The listing below must be repeated word for word, with its images excluded.

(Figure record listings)
━━━━━━

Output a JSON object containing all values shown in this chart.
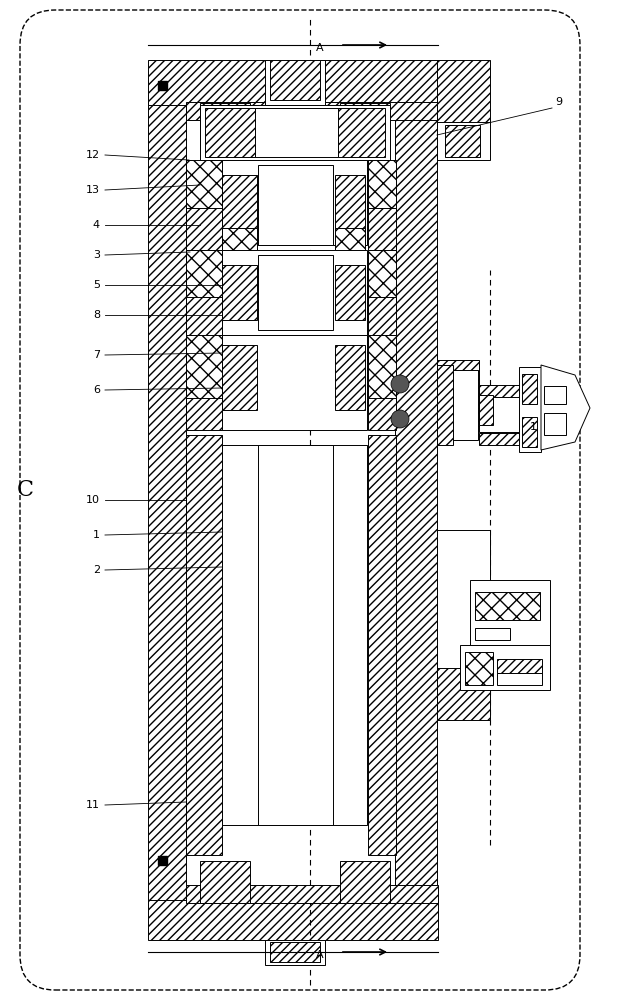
{
  "bg_color": "#ffffff",
  "lc": "#000000",
  "figsize": [
    6.37,
    10.0
  ],
  "dpi": 100,
  "labels_left": [
    [
      "12",
      108,
      845
    ],
    [
      "13",
      108,
      810
    ],
    [
      "4",
      108,
      775
    ],
    [
      "3",
      108,
      745
    ],
    [
      "5",
      108,
      715
    ],
    [
      "8",
      108,
      685
    ],
    [
      "7",
      108,
      645
    ],
    [
      "6",
      108,
      610
    ],
    [
      "10",
      108,
      500
    ],
    [
      "1",
      108,
      465
    ],
    [
      "2",
      108,
      430
    ],
    [
      "11",
      108,
      195
    ]
  ],
  "label_9": [
    555,
    895
  ],
  "label_1r": [
    530,
    570
  ],
  "label_C": [
    25,
    510
  ]
}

━━━━━━

__Output for this task__.
Output a JSON object containing all values shown in this chart.
{
  "bg_color": "#ffffff",
  "lc": "#000000",
  "figsize": [
    6.37,
    10.0
  ],
  "dpi": 100,
  "labels_left": [
    [
      "12",
      108,
      845
    ],
    [
      "13",
      108,
      810
    ],
    [
      "4",
      108,
      775
    ],
    [
      "3",
      108,
      745
    ],
    [
      "5",
      108,
      715
    ],
    [
      "8",
      108,
      685
    ],
    [
      "7",
      108,
      645
    ],
    [
      "6",
      108,
      610
    ],
    [
      "10",
      108,
      500
    ],
    [
      "1",
      108,
      465
    ],
    [
      "2",
      108,
      430
    ],
    [
      "11",
      108,
      195
    ]
  ],
  "label_9": [
    555,
    895
  ],
  "label_1r": [
    530,
    570
  ],
  "label_C": [
    25,
    510
  ]
}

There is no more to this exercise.